# START OF Provided material

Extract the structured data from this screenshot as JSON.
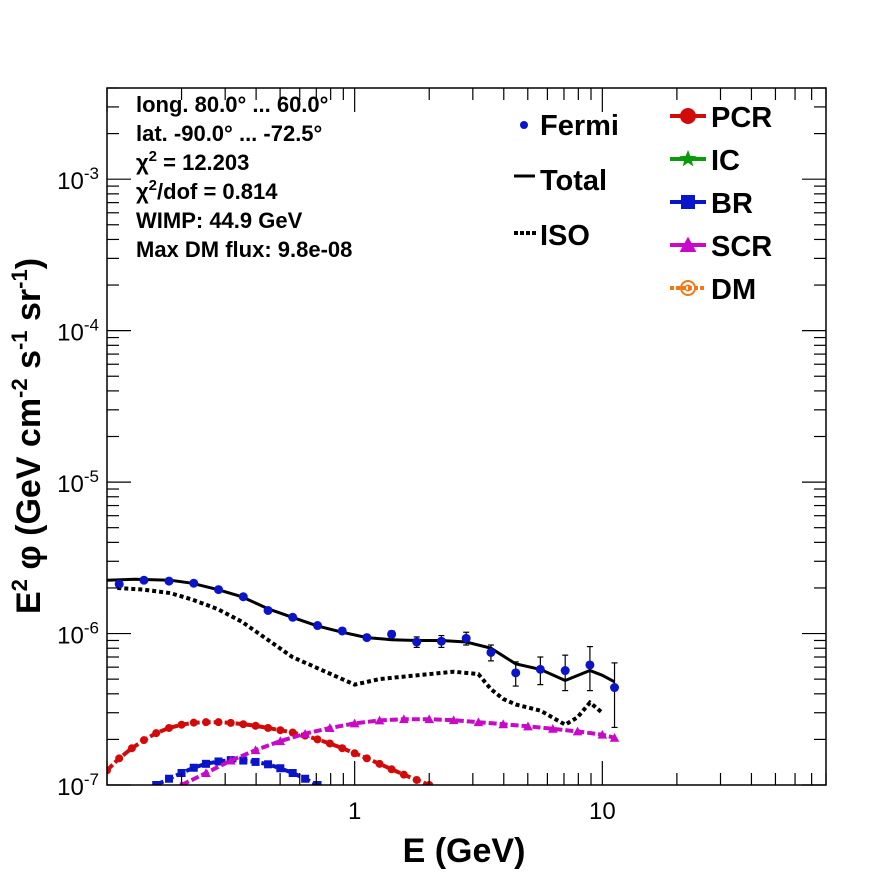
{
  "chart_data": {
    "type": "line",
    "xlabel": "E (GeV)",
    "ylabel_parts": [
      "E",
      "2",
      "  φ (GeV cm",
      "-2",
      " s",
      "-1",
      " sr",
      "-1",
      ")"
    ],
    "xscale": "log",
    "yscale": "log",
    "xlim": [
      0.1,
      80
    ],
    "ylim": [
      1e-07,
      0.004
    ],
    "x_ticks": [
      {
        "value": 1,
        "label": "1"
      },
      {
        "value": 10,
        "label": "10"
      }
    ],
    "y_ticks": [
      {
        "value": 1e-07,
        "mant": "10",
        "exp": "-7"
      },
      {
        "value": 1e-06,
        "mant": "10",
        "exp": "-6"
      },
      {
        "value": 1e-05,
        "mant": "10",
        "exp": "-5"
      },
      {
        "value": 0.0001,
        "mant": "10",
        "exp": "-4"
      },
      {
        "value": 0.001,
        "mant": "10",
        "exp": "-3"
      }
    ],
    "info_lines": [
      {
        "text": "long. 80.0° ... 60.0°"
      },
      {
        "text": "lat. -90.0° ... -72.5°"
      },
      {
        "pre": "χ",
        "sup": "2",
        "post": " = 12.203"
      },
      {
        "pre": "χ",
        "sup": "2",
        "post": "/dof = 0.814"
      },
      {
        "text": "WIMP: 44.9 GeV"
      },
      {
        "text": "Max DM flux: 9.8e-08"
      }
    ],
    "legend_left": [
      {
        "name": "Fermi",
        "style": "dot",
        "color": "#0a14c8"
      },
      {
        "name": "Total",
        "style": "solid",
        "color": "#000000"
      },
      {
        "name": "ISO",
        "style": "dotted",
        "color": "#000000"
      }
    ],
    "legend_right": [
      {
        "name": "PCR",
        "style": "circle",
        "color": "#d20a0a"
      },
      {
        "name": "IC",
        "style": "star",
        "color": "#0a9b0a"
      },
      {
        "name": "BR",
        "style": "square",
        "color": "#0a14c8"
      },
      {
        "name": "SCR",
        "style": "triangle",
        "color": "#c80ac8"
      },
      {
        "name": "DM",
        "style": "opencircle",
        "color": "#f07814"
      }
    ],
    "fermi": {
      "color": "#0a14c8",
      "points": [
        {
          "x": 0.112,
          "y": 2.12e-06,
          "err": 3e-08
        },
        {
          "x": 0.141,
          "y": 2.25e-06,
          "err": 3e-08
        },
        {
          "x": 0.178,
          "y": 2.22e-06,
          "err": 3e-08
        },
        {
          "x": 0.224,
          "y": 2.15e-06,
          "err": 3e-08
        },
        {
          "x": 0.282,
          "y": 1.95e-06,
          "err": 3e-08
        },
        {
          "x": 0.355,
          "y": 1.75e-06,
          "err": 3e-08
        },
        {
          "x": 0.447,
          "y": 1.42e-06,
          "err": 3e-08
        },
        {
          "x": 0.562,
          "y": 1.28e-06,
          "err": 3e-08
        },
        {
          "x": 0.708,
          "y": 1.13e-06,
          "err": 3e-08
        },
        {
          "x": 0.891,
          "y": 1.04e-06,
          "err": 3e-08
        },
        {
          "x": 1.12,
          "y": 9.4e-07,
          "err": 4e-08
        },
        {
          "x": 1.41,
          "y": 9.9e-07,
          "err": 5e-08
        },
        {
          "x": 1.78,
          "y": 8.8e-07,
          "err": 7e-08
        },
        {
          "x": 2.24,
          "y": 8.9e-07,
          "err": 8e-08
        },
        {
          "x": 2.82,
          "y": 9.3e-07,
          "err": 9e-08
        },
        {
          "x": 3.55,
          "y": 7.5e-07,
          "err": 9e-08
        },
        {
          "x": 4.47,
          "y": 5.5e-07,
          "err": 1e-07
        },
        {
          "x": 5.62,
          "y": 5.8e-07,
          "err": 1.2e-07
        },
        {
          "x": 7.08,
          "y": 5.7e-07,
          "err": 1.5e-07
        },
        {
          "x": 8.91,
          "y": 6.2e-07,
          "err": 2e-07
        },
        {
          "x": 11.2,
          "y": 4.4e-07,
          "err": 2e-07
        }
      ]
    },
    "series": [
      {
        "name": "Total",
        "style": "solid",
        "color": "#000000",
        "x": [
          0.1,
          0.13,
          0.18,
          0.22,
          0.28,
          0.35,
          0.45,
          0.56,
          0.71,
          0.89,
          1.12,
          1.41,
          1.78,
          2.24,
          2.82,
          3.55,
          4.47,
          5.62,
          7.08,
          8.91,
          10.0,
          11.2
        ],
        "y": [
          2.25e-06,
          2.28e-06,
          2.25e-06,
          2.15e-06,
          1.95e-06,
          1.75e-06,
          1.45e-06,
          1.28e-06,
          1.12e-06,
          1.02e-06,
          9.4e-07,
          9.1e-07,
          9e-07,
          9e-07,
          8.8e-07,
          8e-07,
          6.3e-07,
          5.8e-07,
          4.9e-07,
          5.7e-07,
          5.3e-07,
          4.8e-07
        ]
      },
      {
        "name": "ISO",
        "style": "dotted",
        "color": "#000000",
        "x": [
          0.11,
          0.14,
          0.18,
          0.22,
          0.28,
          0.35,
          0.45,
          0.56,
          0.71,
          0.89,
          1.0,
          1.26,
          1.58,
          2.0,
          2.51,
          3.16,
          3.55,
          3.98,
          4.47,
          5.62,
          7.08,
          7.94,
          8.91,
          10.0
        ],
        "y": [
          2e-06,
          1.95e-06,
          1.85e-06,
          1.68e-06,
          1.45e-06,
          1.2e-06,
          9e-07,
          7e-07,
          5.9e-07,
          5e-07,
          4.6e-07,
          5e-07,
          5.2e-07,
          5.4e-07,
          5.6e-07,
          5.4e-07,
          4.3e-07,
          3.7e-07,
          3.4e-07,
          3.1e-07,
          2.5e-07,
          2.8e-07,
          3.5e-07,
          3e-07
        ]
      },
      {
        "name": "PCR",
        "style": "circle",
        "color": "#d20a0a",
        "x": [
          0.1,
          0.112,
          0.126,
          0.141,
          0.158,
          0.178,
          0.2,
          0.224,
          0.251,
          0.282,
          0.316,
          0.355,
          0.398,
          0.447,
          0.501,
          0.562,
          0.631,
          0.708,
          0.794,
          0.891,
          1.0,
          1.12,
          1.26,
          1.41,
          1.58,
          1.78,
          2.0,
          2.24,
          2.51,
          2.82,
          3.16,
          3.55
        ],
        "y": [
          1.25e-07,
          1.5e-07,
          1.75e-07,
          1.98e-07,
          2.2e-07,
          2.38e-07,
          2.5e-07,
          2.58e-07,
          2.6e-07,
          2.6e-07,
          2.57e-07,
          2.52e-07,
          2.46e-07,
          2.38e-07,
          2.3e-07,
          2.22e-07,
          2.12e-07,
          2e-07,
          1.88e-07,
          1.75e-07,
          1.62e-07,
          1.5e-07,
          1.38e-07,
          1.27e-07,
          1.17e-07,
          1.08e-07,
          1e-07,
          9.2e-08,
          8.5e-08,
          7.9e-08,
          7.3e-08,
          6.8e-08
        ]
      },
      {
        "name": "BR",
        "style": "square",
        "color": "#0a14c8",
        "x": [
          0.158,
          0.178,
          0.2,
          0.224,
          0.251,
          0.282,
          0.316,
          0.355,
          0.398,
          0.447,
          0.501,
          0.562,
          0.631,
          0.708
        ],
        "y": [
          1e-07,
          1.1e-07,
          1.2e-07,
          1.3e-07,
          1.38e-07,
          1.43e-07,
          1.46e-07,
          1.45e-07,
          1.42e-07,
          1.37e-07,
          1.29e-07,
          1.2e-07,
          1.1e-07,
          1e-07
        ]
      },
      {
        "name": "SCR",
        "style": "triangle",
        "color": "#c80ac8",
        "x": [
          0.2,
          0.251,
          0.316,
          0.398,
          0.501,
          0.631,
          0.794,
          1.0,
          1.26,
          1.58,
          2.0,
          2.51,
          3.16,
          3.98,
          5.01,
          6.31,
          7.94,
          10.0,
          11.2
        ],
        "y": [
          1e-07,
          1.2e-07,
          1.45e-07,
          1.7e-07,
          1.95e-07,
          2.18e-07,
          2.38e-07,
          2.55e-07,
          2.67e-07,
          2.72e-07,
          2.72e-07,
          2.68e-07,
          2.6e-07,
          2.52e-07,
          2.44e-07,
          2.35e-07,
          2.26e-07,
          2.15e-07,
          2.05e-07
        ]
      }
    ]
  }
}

# END OF Provided material

● **What the exercise asks**
Write out every line of the listing that holds the word "text".

● **Solution for this exercise**
        "text": "long. 80.0° ... 60.0°"
        "text": "lat. -90.0° ... -72.5°"
        "text": "WIMP: 44.9 GeV"
        "text": "Max DM flux: 9.8e-08"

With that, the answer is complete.